## What needs to be done
Repeat every line of the data exactly, but not the pictures.

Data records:

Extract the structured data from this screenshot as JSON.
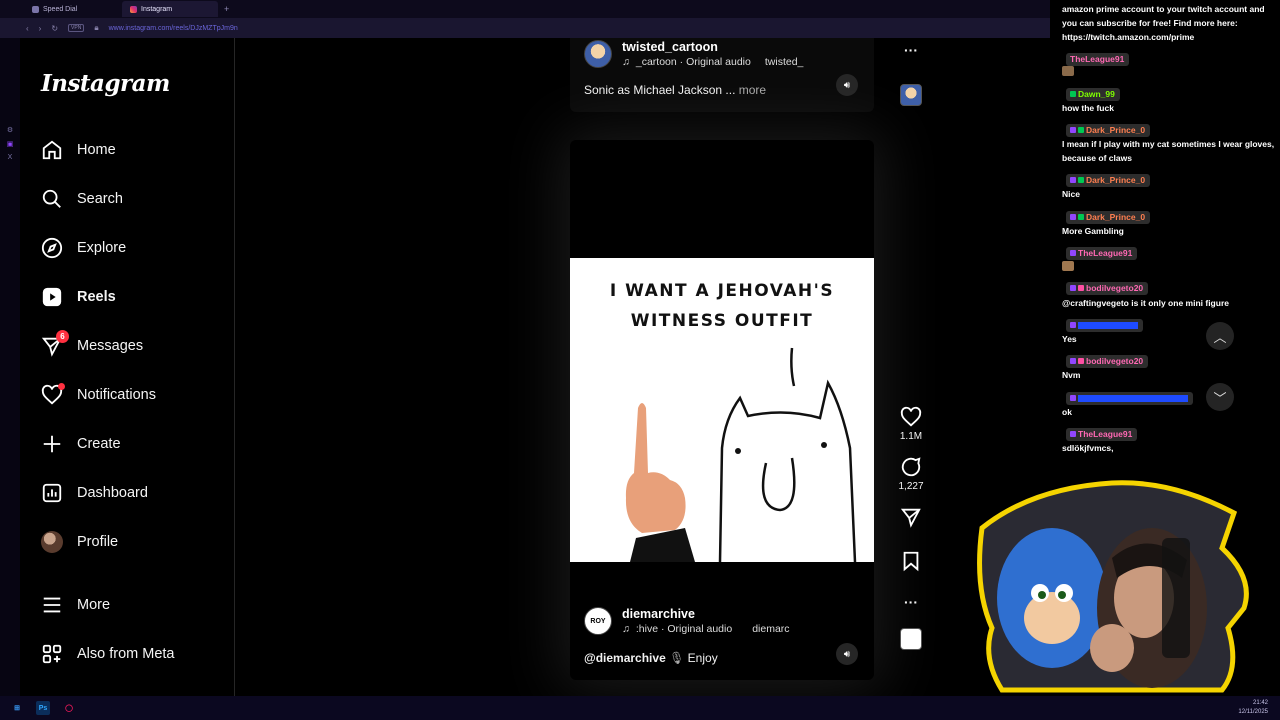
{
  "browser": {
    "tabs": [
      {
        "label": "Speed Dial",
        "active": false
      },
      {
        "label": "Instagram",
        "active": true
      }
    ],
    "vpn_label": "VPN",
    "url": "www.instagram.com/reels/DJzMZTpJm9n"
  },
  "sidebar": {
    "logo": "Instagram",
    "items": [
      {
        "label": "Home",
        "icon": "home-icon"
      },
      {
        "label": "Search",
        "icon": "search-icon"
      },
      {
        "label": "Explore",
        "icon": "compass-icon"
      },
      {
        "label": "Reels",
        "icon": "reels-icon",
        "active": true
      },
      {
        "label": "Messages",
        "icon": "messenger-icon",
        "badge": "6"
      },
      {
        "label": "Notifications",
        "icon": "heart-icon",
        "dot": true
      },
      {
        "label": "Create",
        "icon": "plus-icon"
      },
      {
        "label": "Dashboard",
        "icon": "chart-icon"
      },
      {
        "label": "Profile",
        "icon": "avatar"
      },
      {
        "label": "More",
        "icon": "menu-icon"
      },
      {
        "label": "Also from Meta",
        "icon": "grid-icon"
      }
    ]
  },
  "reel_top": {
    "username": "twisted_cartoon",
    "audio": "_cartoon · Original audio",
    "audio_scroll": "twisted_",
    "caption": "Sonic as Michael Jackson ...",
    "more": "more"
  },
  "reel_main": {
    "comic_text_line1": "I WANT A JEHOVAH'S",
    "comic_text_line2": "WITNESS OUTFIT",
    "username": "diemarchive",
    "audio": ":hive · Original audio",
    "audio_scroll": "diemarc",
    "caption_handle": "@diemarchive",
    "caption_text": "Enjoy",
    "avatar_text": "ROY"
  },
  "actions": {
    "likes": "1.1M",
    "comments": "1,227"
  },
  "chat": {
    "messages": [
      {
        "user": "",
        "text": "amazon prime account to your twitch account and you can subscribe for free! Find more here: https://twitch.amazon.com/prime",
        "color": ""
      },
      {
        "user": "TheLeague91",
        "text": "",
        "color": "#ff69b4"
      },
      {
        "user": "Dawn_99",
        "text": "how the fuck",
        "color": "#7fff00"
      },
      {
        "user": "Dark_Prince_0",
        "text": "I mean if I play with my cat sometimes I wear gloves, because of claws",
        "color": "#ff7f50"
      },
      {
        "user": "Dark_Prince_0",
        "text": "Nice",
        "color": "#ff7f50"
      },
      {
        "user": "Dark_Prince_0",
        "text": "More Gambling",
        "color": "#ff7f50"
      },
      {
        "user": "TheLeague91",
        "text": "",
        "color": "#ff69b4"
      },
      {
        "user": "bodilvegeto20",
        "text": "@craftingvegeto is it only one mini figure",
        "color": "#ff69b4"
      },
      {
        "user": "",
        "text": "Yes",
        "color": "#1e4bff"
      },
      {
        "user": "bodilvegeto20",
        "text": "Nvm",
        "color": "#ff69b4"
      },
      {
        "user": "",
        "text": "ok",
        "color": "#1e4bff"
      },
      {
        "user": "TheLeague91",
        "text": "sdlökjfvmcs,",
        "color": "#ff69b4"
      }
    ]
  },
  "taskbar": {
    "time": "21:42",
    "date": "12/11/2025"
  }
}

## Result for this task
Extract the structured data from this screenshot as JSON.
{
  "browser": {
    "tabs": [
      {
        "label": "Speed Dial",
        "active": false
      },
      {
        "label": "Instagram",
        "active": true
      }
    ],
    "vpn_label": "VPN",
    "url": "www.instagram.com/reels/DJzMZTpJm9n"
  },
  "sidebar": {
    "logo": "Instagram",
    "items": [
      {
        "label": "Home",
        "icon": "home-icon"
      },
      {
        "label": "Search",
        "icon": "search-icon"
      },
      {
        "label": "Explore",
        "icon": "compass-icon"
      },
      {
        "label": "Reels",
        "icon": "reels-icon",
        "active": true
      },
      {
        "label": "Messages",
        "icon": "messenger-icon",
        "badge": "6"
      },
      {
        "label": "Notifications",
        "icon": "heart-icon",
        "dot": true
      },
      {
        "label": "Create",
        "icon": "plus-icon"
      },
      {
        "label": "Dashboard",
        "icon": "chart-icon"
      },
      {
        "label": "Profile",
        "icon": "avatar"
      },
      {
        "label": "More",
        "icon": "menu-icon"
      },
      {
        "label": "Also from Meta",
        "icon": "grid-icon"
      }
    ]
  },
  "reel_top": {
    "username": "twisted_cartoon",
    "audio": "_cartoon · Original audio",
    "audio_scroll": "twisted_",
    "caption": "Sonic as Michael Jackson ...",
    "more": "more"
  },
  "reel_main": {
    "comic_text_line1": "I WANT A JEHOVAH'S",
    "comic_text_line2": "WITNESS OUTFIT",
    "username": "diemarchive",
    "audio": ":hive · Original audio",
    "audio_scroll": "diemarc",
    "caption_handle": "@diemarchive",
    "caption_text": "Enjoy",
    "avatar_text": "ROY"
  },
  "actions": {
    "likes": "1.1M",
    "comments": "1,227"
  },
  "chat": {
    "messages": [
      {
        "user": "",
        "text": "amazon prime account to your twitch account and you can subscribe for free! Find more here: https://twitch.amazon.com/prime",
        "color": ""
      },
      {
        "user": "TheLeague91",
        "text": "",
        "color": "#ff69b4"
      },
      {
        "user": "Dawn_99",
        "text": "how the fuck",
        "color": "#7fff00"
      },
      {
        "user": "Dark_Prince_0",
        "text": "I mean if I play with my cat sometimes I wear gloves, because of claws",
        "color": "#ff7f50"
      },
      {
        "user": "Dark_Prince_0",
        "text": "Nice",
        "color": "#ff7f50"
      },
      {
        "user": "Dark_Prince_0",
        "text": "More Gambling",
        "color": "#ff7f50"
      },
      {
        "user": "TheLeague91",
        "text": "",
        "color": "#ff69b4"
      },
      {
        "user": "bodilvegeto20",
        "text": "@craftingvegeto is it only one mini figure",
        "color": "#ff69b4"
      },
      {
        "user": "",
        "text": "Yes",
        "color": "#1e4bff"
      },
      {
        "user": "bodilvegeto20",
        "text": "Nvm",
        "color": "#ff69b4"
      },
      {
        "user": "",
        "text": "ok",
        "color": "#1e4bff"
      },
      {
        "user": "TheLeague91",
        "text": "sdlökjfvmcs,",
        "color": "#ff69b4"
      }
    ]
  },
  "taskbar": {
    "time": "21:42",
    "date": "12/11/2025"
  }
}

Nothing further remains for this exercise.